## Supplied passage

At $2,499+ per year, it’s priced for businesses where a single won bid covers the annual cost. If you’re bidding $500K+ commercial projects, this pays for itself on the first job you win because your numbers were tighter and your bid went out faster.

Best for: Commercial GCs, specialty subcontractors, and any contractor bidding from architectural plans who needs accurate digital takeoff.

Buildertrend: Best for Home Builders + Remodelers ($299-599/mo)

Buildertrend is the heavyweight for residential construction: builders, remodelers, and larger renovation contractors who manage multi-week or multi-month projects.

The estimating module ties directly into project management. You build detailed estimates with cost categories, allowances, markup, and change order workflows. Clients see a professional proposal with selections, approve it digitally, and the budget feeds directly into the project financials so you’re tracking actual vs. estimated throughout the job.

What separates Buildertrend from simpler tools is the depth. You can build estimates with alternates, allowance line items where clients choose finishes later, and pre-construction budgets that evolve as selections are made. For a kitchen remodel where the countertop could be $3K or $12K depending on material choice: Buildertrend handles that workflow natively.

The client portal is excellent. Homeowners log in to see their estimate, make selections, approve changes, view the schedule, and see progress photos. It reduces the “when will this be done?” calls dramatically.

At $299-599/month, it’s the most expensive option here. But for builders running $1M+ in projects annually, the project management, financial tracking, and client communication features justify the cost as a complete platform: not just an estimating tool.

Best for: Custom home builders, design-build firms, and remodeling contractors running projects over $50K who need estimating integrated with full project management.

If you’re in landscaping specifically, we have a dedicated roundup of the best software for landscaping companies that covers estimating alongside design and crew management tools.

Which One Should You Pick?

Here’s the honest answer based on where your business sits:

  • Just starting out, need free: Joist
  • Service contractor wanting one platform: Jobber
  • Visual trades (roofing, painting, restoration): CompanyCam + a scheduling tool
  • Bidding from plans/blueprints: STACK
  • Running $1M+ in construction projects: Buildertrend

The biggest mistake I see contractors make is buying too much software too early. A solo plumber doesn’t need Buildertrend. A commercial GC doesn’t need Joist. Match the tool to your actual workflow, not where you hope to be in five years.

## What to do
a: Set down the stretch of the contractor software comparison from "Here’s the honest" through "in five years.", word for word.
b: In the contractor software comparison, which tool is recommended for contractors bidding from plans or blueprints?

Records contained in a dataset:
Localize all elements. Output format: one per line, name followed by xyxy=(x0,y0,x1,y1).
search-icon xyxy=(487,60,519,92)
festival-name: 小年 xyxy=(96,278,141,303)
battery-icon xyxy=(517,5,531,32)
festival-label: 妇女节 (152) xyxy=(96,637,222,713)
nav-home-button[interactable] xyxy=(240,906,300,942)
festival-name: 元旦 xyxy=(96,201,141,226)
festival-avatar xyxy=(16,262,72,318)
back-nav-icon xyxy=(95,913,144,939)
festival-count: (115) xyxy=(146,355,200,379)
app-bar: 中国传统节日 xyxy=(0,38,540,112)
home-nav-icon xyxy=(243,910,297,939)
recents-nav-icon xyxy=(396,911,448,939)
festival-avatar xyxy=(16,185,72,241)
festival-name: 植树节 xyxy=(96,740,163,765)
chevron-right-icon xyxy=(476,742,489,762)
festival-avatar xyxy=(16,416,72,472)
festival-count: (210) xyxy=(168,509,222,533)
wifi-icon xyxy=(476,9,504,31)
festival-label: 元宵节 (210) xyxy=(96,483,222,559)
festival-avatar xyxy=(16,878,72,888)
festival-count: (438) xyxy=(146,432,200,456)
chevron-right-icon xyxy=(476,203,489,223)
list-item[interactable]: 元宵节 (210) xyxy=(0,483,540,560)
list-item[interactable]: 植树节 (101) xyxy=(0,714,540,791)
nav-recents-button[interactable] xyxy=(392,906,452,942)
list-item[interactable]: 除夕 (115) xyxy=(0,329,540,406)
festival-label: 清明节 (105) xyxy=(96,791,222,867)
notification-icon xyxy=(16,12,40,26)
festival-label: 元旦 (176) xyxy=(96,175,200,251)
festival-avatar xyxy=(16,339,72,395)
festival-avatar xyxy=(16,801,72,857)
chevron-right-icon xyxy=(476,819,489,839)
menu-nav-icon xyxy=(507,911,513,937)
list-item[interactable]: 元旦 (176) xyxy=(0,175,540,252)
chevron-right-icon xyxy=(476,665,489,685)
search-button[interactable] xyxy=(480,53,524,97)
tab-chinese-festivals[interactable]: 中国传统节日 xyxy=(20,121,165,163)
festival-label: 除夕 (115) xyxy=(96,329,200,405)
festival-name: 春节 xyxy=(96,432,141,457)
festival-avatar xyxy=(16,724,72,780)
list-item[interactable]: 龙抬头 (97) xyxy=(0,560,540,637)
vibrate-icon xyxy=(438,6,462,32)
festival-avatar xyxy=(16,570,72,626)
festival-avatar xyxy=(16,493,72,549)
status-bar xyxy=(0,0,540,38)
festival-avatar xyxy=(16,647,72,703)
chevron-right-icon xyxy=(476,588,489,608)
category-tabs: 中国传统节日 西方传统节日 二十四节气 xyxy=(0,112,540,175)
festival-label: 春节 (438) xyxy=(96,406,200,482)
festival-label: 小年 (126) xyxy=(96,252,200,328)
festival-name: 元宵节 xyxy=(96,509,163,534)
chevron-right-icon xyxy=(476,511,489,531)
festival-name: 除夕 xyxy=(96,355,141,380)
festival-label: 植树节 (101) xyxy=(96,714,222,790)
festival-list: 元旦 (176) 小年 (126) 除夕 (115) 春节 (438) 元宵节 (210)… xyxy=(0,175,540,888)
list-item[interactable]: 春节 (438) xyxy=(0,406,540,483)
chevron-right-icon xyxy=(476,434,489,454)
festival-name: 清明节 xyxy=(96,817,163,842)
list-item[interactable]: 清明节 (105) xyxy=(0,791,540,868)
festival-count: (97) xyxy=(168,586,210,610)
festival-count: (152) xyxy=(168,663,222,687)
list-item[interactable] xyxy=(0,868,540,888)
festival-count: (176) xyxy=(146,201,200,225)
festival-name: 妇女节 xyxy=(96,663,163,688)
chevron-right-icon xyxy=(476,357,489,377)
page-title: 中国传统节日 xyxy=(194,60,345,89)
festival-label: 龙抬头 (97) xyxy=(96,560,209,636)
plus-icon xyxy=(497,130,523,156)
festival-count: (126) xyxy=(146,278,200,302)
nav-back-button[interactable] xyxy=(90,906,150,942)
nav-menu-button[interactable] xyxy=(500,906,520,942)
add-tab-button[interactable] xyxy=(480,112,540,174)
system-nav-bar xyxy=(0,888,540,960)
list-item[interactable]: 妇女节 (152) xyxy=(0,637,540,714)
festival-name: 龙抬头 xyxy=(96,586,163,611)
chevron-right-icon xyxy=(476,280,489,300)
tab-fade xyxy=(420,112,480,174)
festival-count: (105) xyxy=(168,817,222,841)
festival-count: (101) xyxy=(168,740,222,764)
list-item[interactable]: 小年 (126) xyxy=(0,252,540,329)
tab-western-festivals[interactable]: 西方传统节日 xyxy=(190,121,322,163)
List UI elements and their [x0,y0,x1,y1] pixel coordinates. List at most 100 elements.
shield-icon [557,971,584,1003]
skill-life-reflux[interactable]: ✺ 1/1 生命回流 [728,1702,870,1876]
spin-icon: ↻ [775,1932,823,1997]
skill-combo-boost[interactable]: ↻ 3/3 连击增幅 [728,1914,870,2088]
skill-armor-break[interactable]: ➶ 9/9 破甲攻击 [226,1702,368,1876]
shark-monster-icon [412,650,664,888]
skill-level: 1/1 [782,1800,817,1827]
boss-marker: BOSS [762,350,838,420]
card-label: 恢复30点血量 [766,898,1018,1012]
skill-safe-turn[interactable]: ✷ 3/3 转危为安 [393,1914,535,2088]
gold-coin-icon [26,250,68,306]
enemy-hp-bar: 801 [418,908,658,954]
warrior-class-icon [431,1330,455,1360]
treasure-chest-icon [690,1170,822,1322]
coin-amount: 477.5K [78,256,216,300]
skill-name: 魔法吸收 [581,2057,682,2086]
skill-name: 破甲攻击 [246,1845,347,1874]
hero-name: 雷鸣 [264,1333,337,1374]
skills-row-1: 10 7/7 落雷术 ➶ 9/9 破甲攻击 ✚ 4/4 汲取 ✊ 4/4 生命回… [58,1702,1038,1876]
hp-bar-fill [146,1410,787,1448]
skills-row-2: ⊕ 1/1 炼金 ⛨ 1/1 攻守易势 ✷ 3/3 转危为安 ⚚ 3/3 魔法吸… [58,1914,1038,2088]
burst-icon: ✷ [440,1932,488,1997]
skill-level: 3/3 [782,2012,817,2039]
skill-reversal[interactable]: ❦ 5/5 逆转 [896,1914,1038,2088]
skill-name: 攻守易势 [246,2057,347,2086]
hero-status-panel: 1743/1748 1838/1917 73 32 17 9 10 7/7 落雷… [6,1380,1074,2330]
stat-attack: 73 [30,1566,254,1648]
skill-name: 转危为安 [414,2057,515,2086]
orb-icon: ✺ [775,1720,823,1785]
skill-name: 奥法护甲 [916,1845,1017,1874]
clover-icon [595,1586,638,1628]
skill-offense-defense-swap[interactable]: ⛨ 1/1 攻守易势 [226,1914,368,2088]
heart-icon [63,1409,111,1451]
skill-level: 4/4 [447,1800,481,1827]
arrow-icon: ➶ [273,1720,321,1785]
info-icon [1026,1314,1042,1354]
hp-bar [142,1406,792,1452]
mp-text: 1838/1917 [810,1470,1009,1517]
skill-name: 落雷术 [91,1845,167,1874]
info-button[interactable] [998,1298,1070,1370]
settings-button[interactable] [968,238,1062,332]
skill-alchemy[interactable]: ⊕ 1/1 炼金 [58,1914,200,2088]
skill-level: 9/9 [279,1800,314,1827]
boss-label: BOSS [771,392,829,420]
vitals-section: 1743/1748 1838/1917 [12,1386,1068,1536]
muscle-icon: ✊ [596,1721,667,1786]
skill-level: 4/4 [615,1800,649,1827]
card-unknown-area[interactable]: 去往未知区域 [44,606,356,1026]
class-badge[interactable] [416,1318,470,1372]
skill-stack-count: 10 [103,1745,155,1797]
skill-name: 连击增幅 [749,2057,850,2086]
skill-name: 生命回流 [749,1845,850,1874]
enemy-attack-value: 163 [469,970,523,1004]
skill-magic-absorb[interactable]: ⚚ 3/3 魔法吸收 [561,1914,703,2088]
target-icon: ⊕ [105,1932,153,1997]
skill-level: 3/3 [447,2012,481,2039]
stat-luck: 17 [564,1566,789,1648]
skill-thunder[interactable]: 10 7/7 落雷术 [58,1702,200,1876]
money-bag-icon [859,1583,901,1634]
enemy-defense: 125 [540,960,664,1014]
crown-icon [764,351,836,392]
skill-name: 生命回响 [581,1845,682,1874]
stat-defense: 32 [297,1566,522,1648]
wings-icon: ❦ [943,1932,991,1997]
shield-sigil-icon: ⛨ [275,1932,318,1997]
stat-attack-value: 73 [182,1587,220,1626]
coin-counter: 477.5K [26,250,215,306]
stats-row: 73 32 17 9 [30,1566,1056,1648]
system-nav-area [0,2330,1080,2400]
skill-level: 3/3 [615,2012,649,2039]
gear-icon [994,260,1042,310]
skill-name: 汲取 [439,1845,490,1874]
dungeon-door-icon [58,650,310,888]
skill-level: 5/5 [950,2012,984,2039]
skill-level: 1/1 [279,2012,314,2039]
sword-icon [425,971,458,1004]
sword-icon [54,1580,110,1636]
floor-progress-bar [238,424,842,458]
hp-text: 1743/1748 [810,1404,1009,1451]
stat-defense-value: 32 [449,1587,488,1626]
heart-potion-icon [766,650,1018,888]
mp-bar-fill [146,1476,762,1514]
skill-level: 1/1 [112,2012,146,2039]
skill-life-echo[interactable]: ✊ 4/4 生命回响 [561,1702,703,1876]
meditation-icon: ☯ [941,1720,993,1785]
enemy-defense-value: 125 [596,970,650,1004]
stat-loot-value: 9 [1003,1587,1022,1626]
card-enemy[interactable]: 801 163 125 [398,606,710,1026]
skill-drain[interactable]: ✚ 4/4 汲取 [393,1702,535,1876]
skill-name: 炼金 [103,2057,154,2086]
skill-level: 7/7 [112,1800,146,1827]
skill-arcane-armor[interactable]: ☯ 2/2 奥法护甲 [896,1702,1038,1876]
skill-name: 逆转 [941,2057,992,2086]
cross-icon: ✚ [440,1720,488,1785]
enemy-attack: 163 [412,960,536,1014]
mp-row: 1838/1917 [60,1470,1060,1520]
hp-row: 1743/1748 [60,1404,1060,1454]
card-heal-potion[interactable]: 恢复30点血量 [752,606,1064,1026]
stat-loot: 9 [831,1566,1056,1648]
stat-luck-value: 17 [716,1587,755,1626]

## List of solutions
a:
Here’s the honest answer based on where your business sits:

  • Just starting out, need free: Joist
  • Service contractor wanting one platform: Jobber
  • Visual trades (roofing, painting, restoration): CompanyCam + a scheduling tool
  • Bidding from plans/blueprints: STACK
  • Running $1M+ in construction projects: Buildertrend

The biggest mistake I see contractors make is buying too much software too early. A solo plumber doesn’t need Buildertrend. A commercial GC doesn’t need Joist. Match the tool to your actual workflow, not where you hope to be in five years.

b: STACK